### Problem to solve
Reproduce the lines of the records below verbatim, omitting the pictures.

[Data excerpts start]

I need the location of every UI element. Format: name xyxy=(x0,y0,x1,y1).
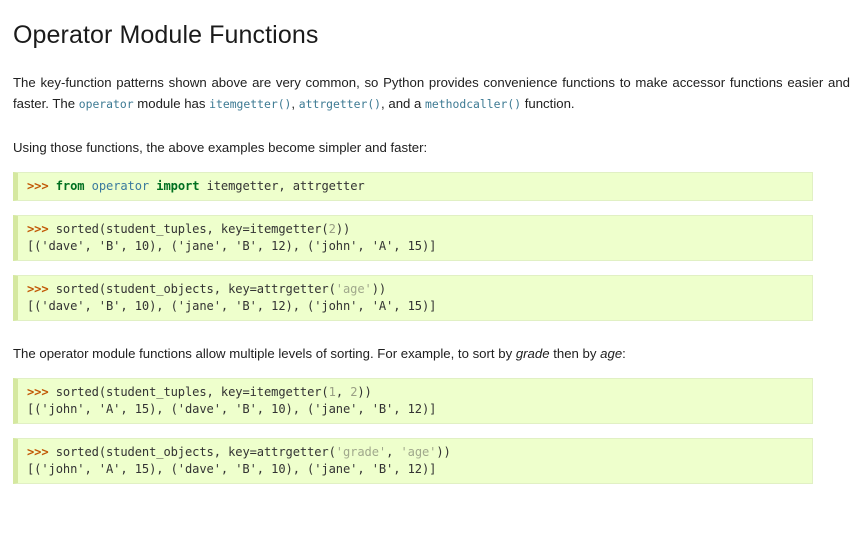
code-token: from xyxy=(55,179,85,193)
inline-code-attrgetter: attrgetter() xyxy=(298,97,382,111)
code-token: >>> xyxy=(27,282,56,296)
code-token: [('john', 'A', 15), ('dave', 'B', 10), (… xyxy=(27,462,437,476)
code-token: >>> xyxy=(27,445,56,459)
code-token: )) xyxy=(357,385,372,399)
code-block-list-top: >>> from operator import itemgetter, att… xyxy=(13,172,854,321)
intro-paragraph: The key-function patterns shown above ar… xyxy=(13,72,854,115)
emphasis-age: age xyxy=(600,346,623,361)
code-token: sorted(student_objects, key=attrgetter( xyxy=(55,445,336,459)
intro-text-part-5: function. xyxy=(521,96,575,111)
code-block-sorted-attrgetter-age[interactable]: >>> sorted(student_objects, key=attrgett… xyxy=(13,275,813,321)
inline-code-operator: operator xyxy=(78,97,134,111)
code-token: , xyxy=(335,385,351,399)
code-block-sorted-attrgetter-grade-age[interactable]: >>> sorted(student_objects, key=attrgett… xyxy=(13,438,813,484)
code-token: [('dave', 'B', 10), ('jane', 'B', 12), (… xyxy=(27,239,437,253)
code-token: sorted(student_tuples, key=itemgetter( xyxy=(55,222,329,236)
code-line: >>> sorted(student_tuples, key=itemgette… xyxy=(27,384,804,401)
multi-level-text-part-1: The operator module functions allow mult… xyxy=(13,346,516,361)
code-token: 2 xyxy=(328,222,336,236)
code-block-sorted-itemgetter-age[interactable]: >>> sorted(student_tuples, key=itemgette… xyxy=(13,215,813,261)
code-block-list-bottom: >>> sorted(student_tuples, key=itemgette… xyxy=(13,378,854,484)
code-block-sorted-itemgetter-grade-age[interactable]: >>> sorted(student_tuples, key=itemgette… xyxy=(13,378,813,424)
code-line: [('dave', 'B', 10), ('jane', 'B', 12), (… xyxy=(27,298,804,315)
code-token: operator xyxy=(91,179,150,193)
code-line: >>> sorted(student_objects, key=attrgett… xyxy=(27,444,804,461)
code-block-import-statement[interactable]: >>> from operator import itemgetter, att… xyxy=(13,172,813,201)
code-token: sorted(student_objects, key=attrgetter( xyxy=(55,282,336,296)
code-token: [('john', 'A', 15), ('dave', 'B', 10), (… xyxy=(27,402,437,416)
code-token: )) xyxy=(371,282,387,296)
code-line: >>> sorted(student_tuples, key=itemgette… xyxy=(27,221,804,238)
intro-text-part-2: module has xyxy=(133,96,210,111)
code-line: [('john', 'A', 15), ('dave', 'B', 10), (… xyxy=(27,401,804,418)
multi-level-paragraph: The operator module functions allow mult… xyxy=(13,343,854,364)
code-token: >>> xyxy=(27,222,56,236)
code-line: [('dave', 'B', 10), ('jane', 'B', 12), (… xyxy=(27,238,804,255)
code-token: )) xyxy=(436,445,451,459)
intro-text-part-4: , and a xyxy=(381,96,426,111)
code-token: sorted(student_tuples, key=itemgetter( xyxy=(55,385,329,399)
code-token: >>> xyxy=(27,179,56,193)
lead-in-paragraph: Using those functions, the above example… xyxy=(13,140,428,155)
code-token: >>> xyxy=(27,385,56,399)
document-page: Operator Module Functions The key-functi… xyxy=(0,0,866,484)
intro-text-part-3: , xyxy=(291,96,299,111)
inline-code-methodcaller: methodcaller() xyxy=(425,97,522,111)
code-token: 'grade' xyxy=(335,445,387,459)
code-token: , xyxy=(386,445,401,459)
code-line: >>> from operator import itemgetter, att… xyxy=(27,178,804,195)
inline-code-itemgetter: itemgetter() xyxy=(209,97,292,111)
code-token: import xyxy=(156,179,200,193)
emphasis-grade: grade xyxy=(515,346,550,361)
code-token: )) xyxy=(335,222,351,236)
code-token: itemgetter, attrgetter xyxy=(199,179,365,193)
code-token: 'age' xyxy=(400,445,437,459)
code-line: >>> sorted(student_objects, key=attrgett… xyxy=(27,281,804,298)
code-token: 'age' xyxy=(335,282,372,296)
code-token: 1 xyxy=(328,385,336,399)
code-token: [('dave', 'B', 10), ('jane', 'B', 12), (… xyxy=(27,299,437,313)
page-title: Operator Module Functions xyxy=(13,21,319,49)
code-line: [('john', 'A', 15), ('dave', 'B', 10), (… xyxy=(27,461,804,478)
multi-level-text-part-3: : xyxy=(622,346,626,361)
multi-level-text-part-2: then by xyxy=(549,346,601,361)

[Data excerpts end]

### Response
I need the location of every UI element. Format: name xyxy=(x0,y0,x1,y1).
code-token: from xyxy=(55,179,85,193)
inline-code-attrgetter: attrgetter() xyxy=(298,97,382,111)
code-token: >>> xyxy=(27,282,56,296)
code-token: [('john', 'A', 15), ('dave', 'B', 10), (… xyxy=(27,462,437,476)
code-token: >>> xyxy=(27,445,56,459)
code-token: )) xyxy=(357,385,372,399)
code-block-list-top: >>> from operator import itemgetter, att… xyxy=(13,172,854,321)
intro-paragraph: The key-function patterns shown above ar… xyxy=(13,72,854,115)
emphasis-age: age xyxy=(600,346,623,361)
code-token: sorted(student_objects, key=attrgetter( xyxy=(55,445,336,459)
intro-text-part-5: function. xyxy=(521,96,575,111)
code-block-sorted-attrgetter-age[interactable]: >>> sorted(student_objects, key=attrgett… xyxy=(13,275,813,321)
inline-code-operator: operator xyxy=(78,97,134,111)
code-token: , xyxy=(335,385,351,399)
code-block-sorted-attrgetter-grade-age[interactable]: >>> sorted(student_objects, key=attrgett… xyxy=(13,438,813,484)
code-token: [('dave', 'B', 10), ('jane', 'B', 12), (… xyxy=(27,239,437,253)
code-token: sorted(student_tuples, key=itemgetter( xyxy=(55,222,329,236)
code-line: >>> sorted(student_tuples, key=itemgette… xyxy=(27,384,804,401)
multi-level-text-part-1: The operator module functions allow mult… xyxy=(13,346,516,361)
code-token: 2 xyxy=(328,222,336,236)
code-block-sorted-itemgetter-age[interactable]: >>> sorted(student_tuples, key=itemgette… xyxy=(13,215,813,261)
code-block-list-bottom: >>> sorted(student_tuples, key=itemgette… xyxy=(13,378,854,484)
code-block-sorted-itemgetter-grade-age[interactable]: >>> sorted(student_tuples, key=itemgette… xyxy=(13,378,813,424)
code-line: [('dave', 'B', 10), ('jane', 'B', 12), (… xyxy=(27,298,804,315)
code-token: operator xyxy=(91,179,150,193)
code-line: >>> sorted(student_objects, key=attrgett… xyxy=(27,444,804,461)
code-block-import-statement[interactable]: >>> from operator import itemgetter, att… xyxy=(13,172,813,201)
code-token: sorted(student_objects, key=attrgetter( xyxy=(55,282,336,296)
code-token: [('john', 'A', 15), ('dave', 'B', 10), (… xyxy=(27,402,437,416)
code-token: )) xyxy=(371,282,387,296)
code-line: >>> sorted(student_tuples, key=itemgette… xyxy=(27,221,804,238)
intro-text-part-2: module has xyxy=(133,96,210,111)
code-line: [('john', 'A', 15), ('dave', 'B', 10), (… xyxy=(27,401,804,418)
multi-level-paragraph: The operator module functions allow mult… xyxy=(13,343,854,364)
code-token: >>> xyxy=(27,222,56,236)
code-line: [('dave', 'B', 10), ('jane', 'B', 12), (… xyxy=(27,238,804,255)
code-token: )) xyxy=(436,445,451,459)
intro-text-part-4: , and a xyxy=(381,96,426,111)
code-token: sorted(student_tuples, key=itemgetter( xyxy=(55,385,329,399)
code-token: >>> xyxy=(27,179,56,193)
lead-in-paragraph: Using those functions, the above example… xyxy=(13,140,428,155)
code-token: >>> xyxy=(27,385,56,399)
document-page: Operator Module Functions The key-functi… xyxy=(0,0,866,484)
intro-text-part-3: , xyxy=(291,96,299,111)
inline-code-methodcaller: methodcaller() xyxy=(425,97,522,111)
code-token: 'grade' xyxy=(335,445,387,459)
code-token: , xyxy=(386,445,401,459)
code-line: >>> from operator import itemgetter, att… xyxy=(27,178,804,195)
inline-code-itemgetter: itemgetter() xyxy=(209,97,292,111)
code-token: import xyxy=(156,179,200,193)
emphasis-grade: grade xyxy=(515,346,550,361)
code-token: )) xyxy=(335,222,351,236)
code-token: itemgetter, attrgetter xyxy=(199,179,365,193)
code-token: 'age' xyxy=(400,445,437,459)
code-line: >>> sorted(student_objects, key=attrgett… xyxy=(27,281,804,298)
code-token: 'age' xyxy=(335,282,372,296)
code-token: 1 xyxy=(328,385,336,399)
code-token: [('dave', 'B', 10), ('jane', 'B', 12), (… xyxy=(27,299,437,313)
page-title: Operator Module Functions xyxy=(13,21,319,49)
code-line: [('john', 'A', 15), ('dave', 'B', 10), (… xyxy=(27,461,804,478)
multi-level-text-part-3: : xyxy=(622,346,626,361)
multi-level-text-part-2: then by xyxy=(549,346,601,361)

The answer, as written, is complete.